• Problem to work on:
Write the entries out again exactly as they stand, but without the pictures.

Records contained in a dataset
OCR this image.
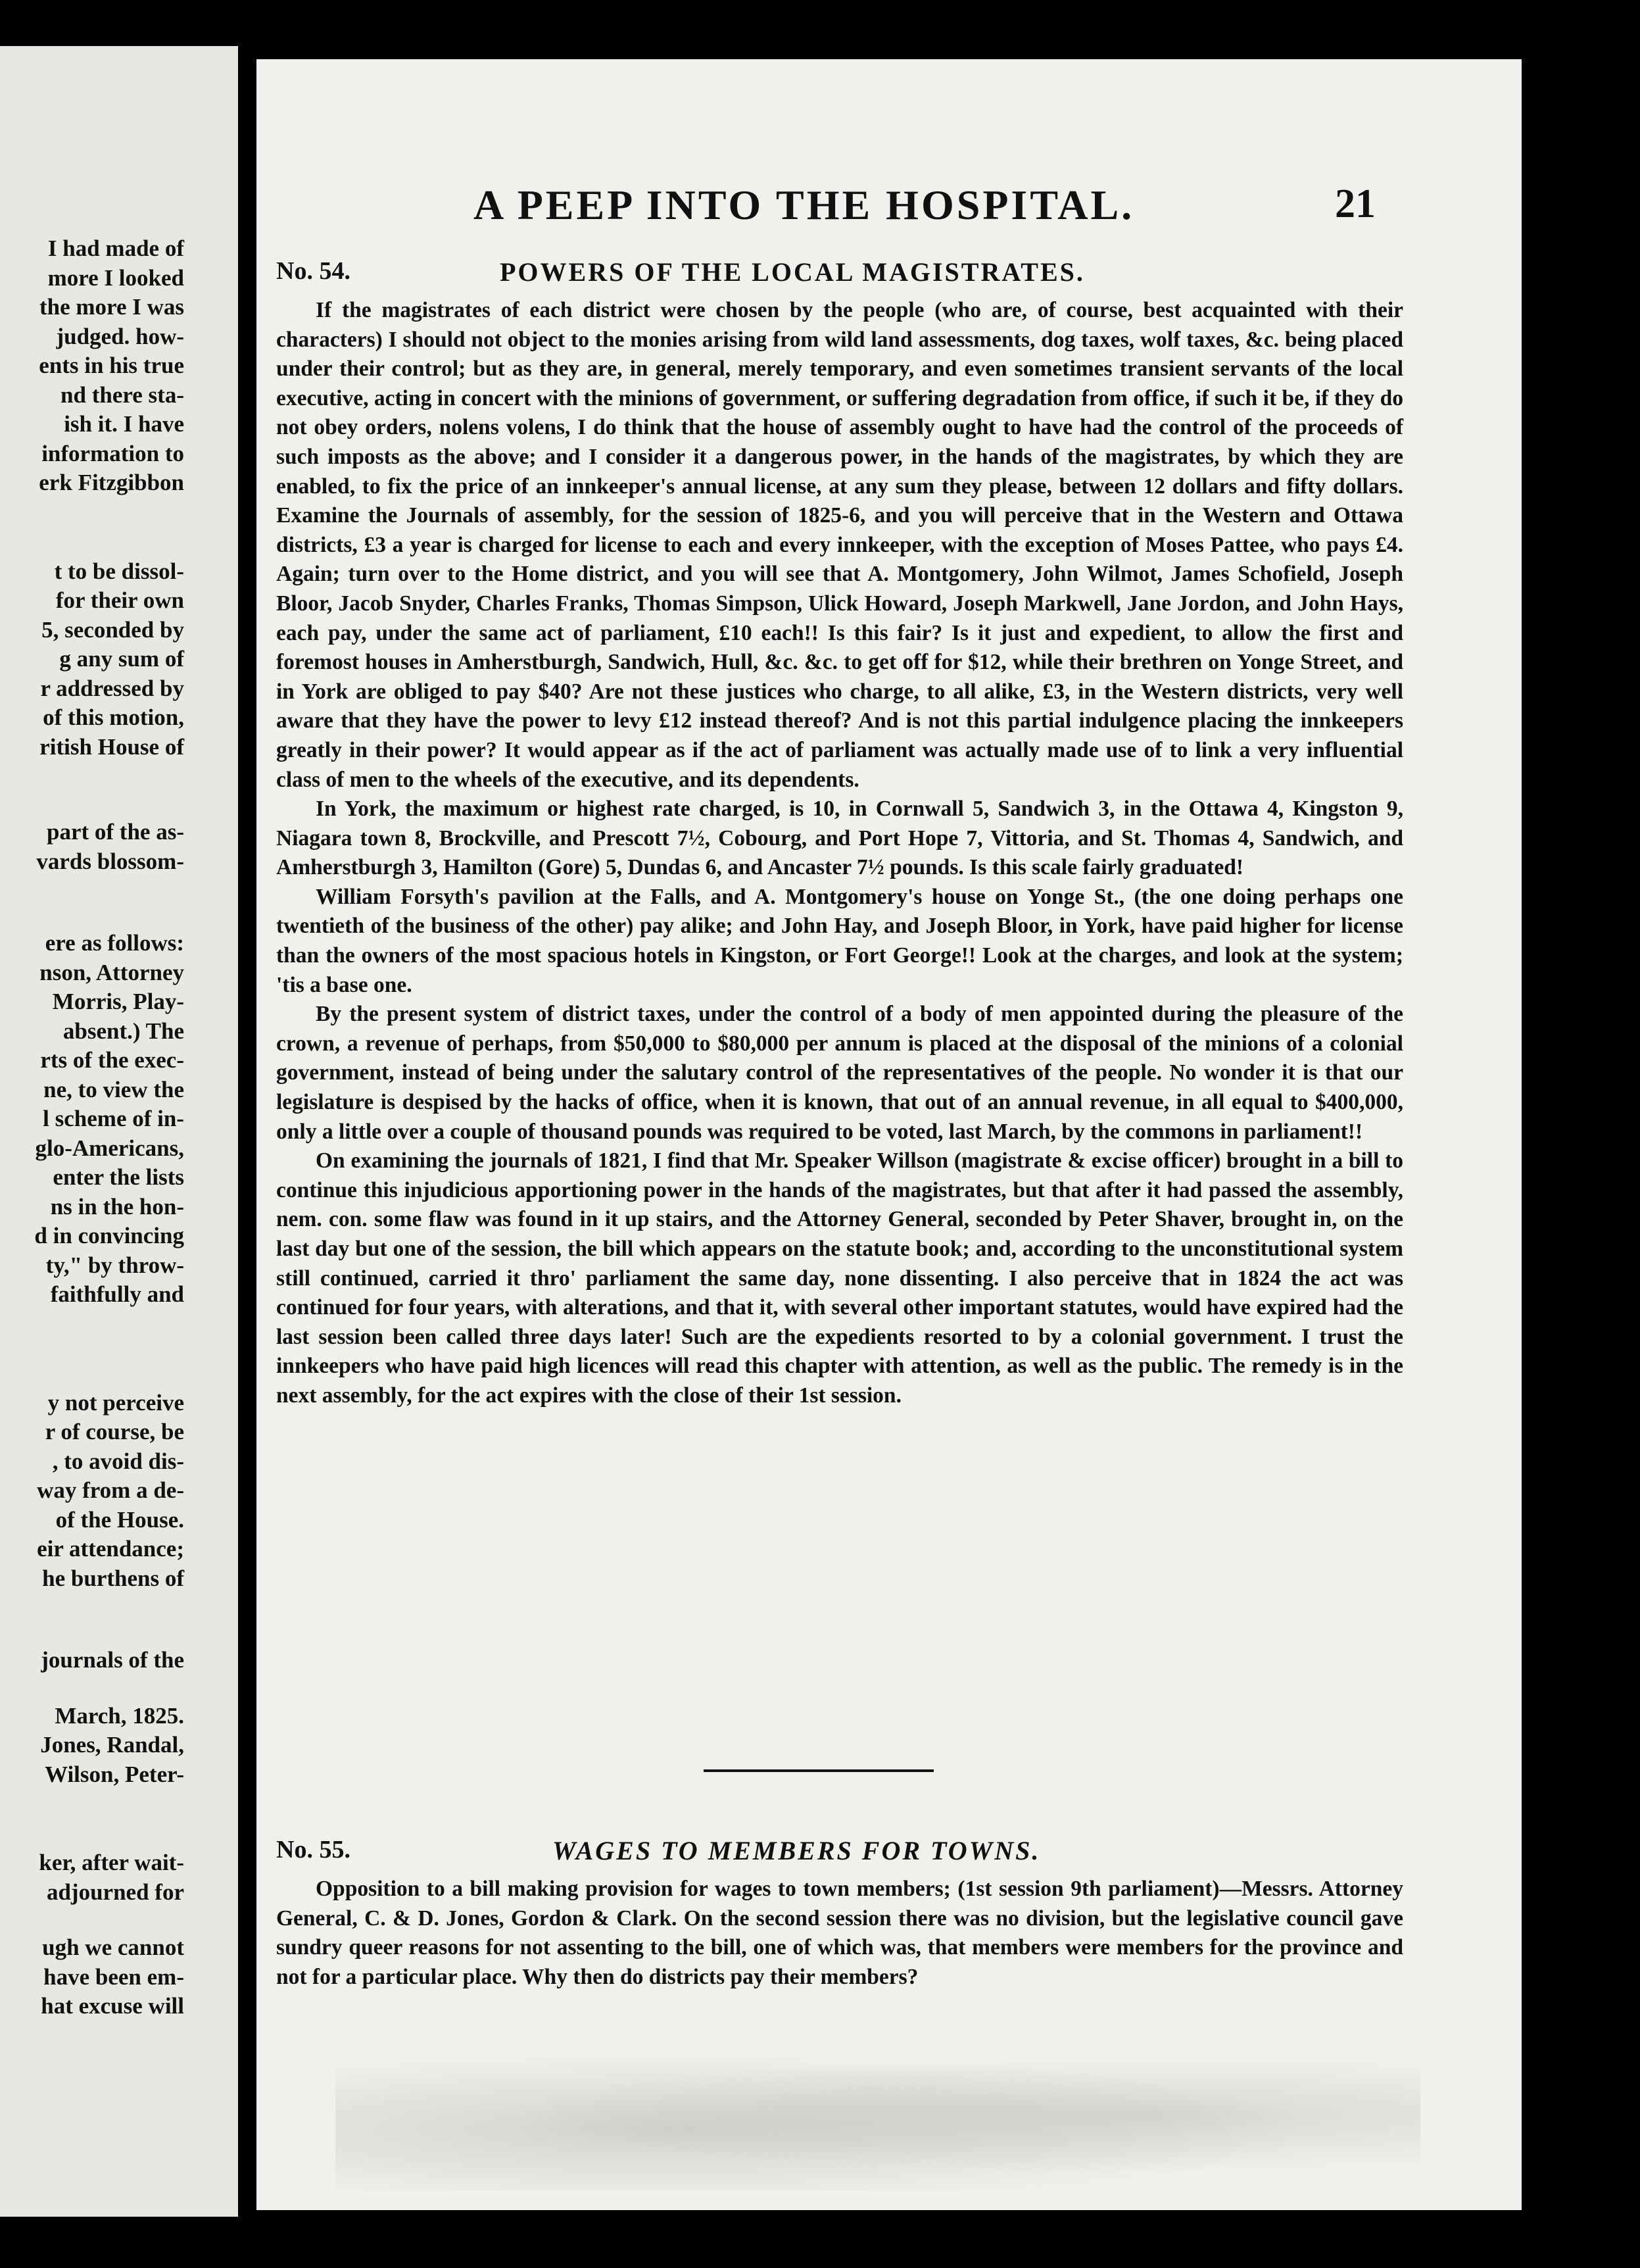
I had made of
more I looked
the more I was
judged. how-
ents in his true
nd there sta-
ish it. I have
information to
erk Fitzgibbon
t to be dissol-
for their own
5, seconded by
g any sum of
r addressed by
of this motion,
ritish House of
part of the as-
vards blossom-
ere as follows:
nson, Attorney
Morris, Play-
absent.) The
rts of the exec-
ne, to view the
l scheme of in-
glo-Americans,
enter the lists
ns in the hon-
d in convincing
ty," by throw-
faithfully and
y not perceive
r of course, be
, to avoid dis-
way from a de-
of the House.
eir attendance;
he burthens of
journals of the
March, 1825.
Jones, Randal,
Wilson, Peter-
ker, after wait-
adjourned for
ugh we cannot
have been em-
hat excuse will
A PEEP INTO THE HOSPITAL.	21
No. 54.	POWERS OF THE LOCAL MAGISTRATES.

If the magistrates of each district were chosen by the people (who are, of course, best acquainted with their characters) I should not object to the monies arising from wild land assessments, dog taxes, wolf taxes, &c. being placed under their control; but as they are, in general, merely temporary, and even sometimes transient servants of the local executive, acting in concert with the minions of government, or suffering degradation from office, if such it be, if they do not obey orders, nolens volens, I do think that the house of assembly ought to have had the control of the proceeds of such imposts as the above; and I consider it a dangerous power, in the hands of the magistrates, by which they are enabled, to fix the price of an innkeeper's annual license, at any sum they please, between 12 dollars and fifty dollars. Examine the Journals of assembly, for the session of 1825-6, and you will perceive that in the Western and Ottawa districts, £3 a year is charged for license to each and every innkeeper, with the exception of Moses Pattee, who pays £4. Again; turn over to the Home district, and you will see that A. Montgomery, John Wilmot, James Schofield, Joseph Bloor, Jacob Snyder, Charles Franks, Thomas Simpson, Ulick Howard, Joseph Markwell, Jane Jordon, and John Hays, each pay, under the same act of parliament, £10 each!! Is this fair? Is it just and expedient, to allow the first and foremost houses in Amherstburgh, Sandwich, Hull, &c. &c. to get off for $12, while their brethren on Yonge Street, and in York are obliged to pay $40? Are not these justices who charge, to all alike, £3, in the Western districts, very well aware that they have the power to levy £12 instead thereof? And is not this partial indulgence placing the innkeepers greatly in their power? It would appear as if the act of parliament was actually made use of to link a very influential class of men to the wheels of the executive, and its dependents.

In York, the maximum or highest rate charged, is 10, in Cornwall 5, Sandwich 3, in the Ottawa 4, Kingston 9, Niagara town 8, Brockville, and Prescott 7½, Cobourg, and Port Hope 7, Vittoria, and St. Thomas 4, Sandwich, and Amherstburgh 3, Hamilton (Gore) 5, Dundas 6, and Ancaster 7½ pounds. Is this scale fairly graduated!

William Forsyth's pavilion at the Falls, and A. Montgomery's house on Yonge St., (the one doing perhaps one twentieth of the business of the other) pay alike; and John Hay, and Joseph Bloor, in York, have paid higher for license than the owners of the most spacious hotels in Kingston, or Fort George!! Look at the charges, and look at the system; 'tis a base one.

By the present system of district taxes, under the control of a body of men appointed during the pleasure of the crown, a revenue of perhaps, from $50,000 to $80,000 per annum is placed at the disposal of the minions of a colonial government, instead of being under the salutary control of the representatives of the people. No wonder it is that our legislature is despised by the hacks of office, when it is known, that out of an annual revenue, in all equal to $400,000, only a little over a couple of thousand pounds was required to be voted, last March, by the commons in parliament!!

On examining the journals of 1821, I find that Mr. Speaker Willson (magistrate & excise officer) brought in a bill to continue this injudicious apportioning power in the hands of the magistrates, but that after it had passed the assembly, nem. con. some flaw was found in it up stairs, and the Attorney General, seconded by Peter Shaver, brought in, on the last day but one of the session, the bill which appears on the statute book; and, according to the unconstitutional system still continued, carried it thro' parliament the same day, none dissenting. I also perceive that in 1824 the act was continued for four years, with alterations, and that it, with several other important statutes, would have expired had the last session been called three days later! Such are the expedients resorted to by a colonial government. I trust the innkeepers who have paid high licences will read this chapter with attention, as well as the public. The remedy is in the next assembly, for the act expires with the close of their 1st session.

No. 55.	WAGES TO MEMBERS FOR TOWNS.

Opposition to a bill making provision for wages to town members; (1st session 9th parliament)—Messrs. Attorney General, C. & D. Jones, Gordon & Clark. On the second session there was no division, but the legislative council gave sundry queer reasons for not assenting to the bill, one of which was, that members were members for the province and not for a particular place. Why then do districts pay their members?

• Answer to this task:
OCR this image.
I had made of
more I looked
the more I was
judged. how-
ents in his true
nd there sta-
ish it. I have
information to
erk Fitzgibbon
t to be dissol-
for their own
5, seconded by
g any sum of
r addressed by
of this motion,
ritish House of
part of the as-
vards blossom-
ere as follows:
nson, Attorney
Morris, Play-
absent.) The
rts of the exec-
ne, to view the
l scheme of in-
glo-Americans,
enter the lists
ns in the hon-
d in convincing
ty," by throw-
faithfully and
y not perceive
r of course, be
, to avoid dis-
way from a de-
of the House.
eir attendance;
he burthens of
journals of the
March, 1825.
Jones, Randal,
Wilson, Peter-
ker, after wait-
adjourned for
ugh we cannot
have been em-
hat excuse will
A PEEP INTO THE HOSPITAL.	21
No. 54.	POWERS OF THE LOCAL MAGISTRATES.

If the magistrates of each district were chosen by the people (who are, of course, best acquainted with their characters) I should not object to the monies arising from wild land assessments, dog taxes, wolf taxes, &c. being placed under their control; but as they are, in general, merely temporary, and even sometimes transient servants of the local executive, acting in concert with the minions of government, or suffering degradation from office, if such it be, if they do not obey orders, nolens volens, I do think that the house of assembly ought to have had the control of the proceeds of such imposts as the above; and I consider it a dangerous power, in the hands of the magistrates, by which they are enabled, to fix the price of an innkeeper's annual license, at any sum they please, between 12 dollars and fifty dollars. Examine the Journals of assembly, for the session of 1825-6, and you will perceive that in the Western and Ottawa districts, £3 a year is charged for license to each and every innkeeper, with the exception of Moses Pattee, who pays £4. Again; turn over to the Home district, and you will see that A. Montgomery, John Wilmot, James Schofield, Joseph Bloor, Jacob Snyder, Charles Franks, Thomas Simpson, Ulick Howard, Joseph Markwell, Jane Jordon, and John Hays, each pay, under the same act of parliament, £10 each!! Is this fair? Is it just and expedient, to allow the first and foremost houses in Amherstburgh, Sandwich, Hull, &c. &c. to get off for $12, while their brethren on Yonge Street, and in York are obliged to pay $40? Are not these justices who charge, to all alike, £3, in the Western districts, very well aware that they have the power to levy £12 instead thereof? And is not this partial indulgence placing the innkeepers greatly in their power? It would appear as if the act of parliament was actually made use of to link a very influential class of men to the wheels of the executive, and its dependents.

In York, the maximum or highest rate charged, is 10, in Cornwall 5, Sandwich 3, in the Ottawa 4, Kingston 9, Niagara town 8, Brockville, and Prescott 7½, Cobourg, and Port Hope 7, Vittoria, and St. Thomas 4, Sandwich, and Amherstburgh 3, Hamilton (Gore) 5, Dundas 6, and Ancaster 7½ pounds. Is this scale fairly graduated!

William Forsyth's pavilion at the Falls, and A. Montgomery's house on Yonge St., (the one doing perhaps one twentieth of the business of the other) pay alike; and John Hay, and Joseph Bloor, in York, have paid higher for license than the owners of the most spacious hotels in Kingston, or Fort George!! Look at the charges, and look at the system; 'tis a base one.

By the present system of district taxes, under the control of a body of men appointed during the pleasure of the crown, a revenue of perhaps, from $50,000 to $80,000 per annum is placed at the disposal of the minions of a colonial government, instead of being under the salutary control of the representatives of the people. No wonder it is that our legislature is despised by the hacks of office, when it is known, that out of an annual revenue, in all equal to $400,000, only a little over a couple of thousand pounds was required to be voted, last March, by the commons in parliament!!

On examining the journals of 1821, I find that Mr. Speaker Willson (magistrate & excise officer) brought in a bill to continue this injudicious apportioning power in the hands of the magistrates, but that after it had passed the assembly, nem. con. some flaw was found in it up stairs, and the Attorney General, seconded by Peter Shaver, brought in, on the last day but one of the session, the bill which appears on the statute book; and, according to the unconstitutional system still continued, carried it thro' parliament the same day, none dissenting. I also perceive that in 1824 the act was continued for four years, with alterations, and that it, with several other important statutes, would have expired had the last session been called three days later! Such are the expedients resorted to by a colonial government. I trust the innkeepers who have paid high licences will read this chapter with attention, as well as the public. The remedy is in the next assembly, for the act expires with the close of their 1st session.

No. 55.	WAGES TO MEMBERS FOR TOWNS.

Opposition to a bill making provision for wages to town members; (1st session 9th parliament)—Messrs. Attorney General, C. & D. Jones, Gordon & Clark. On the second session there was no division, but the legislative council gave sundry queer reasons for not assenting to the bill, one of which was, that members were members for the province and not for a particular place. Why then do districts pay their members?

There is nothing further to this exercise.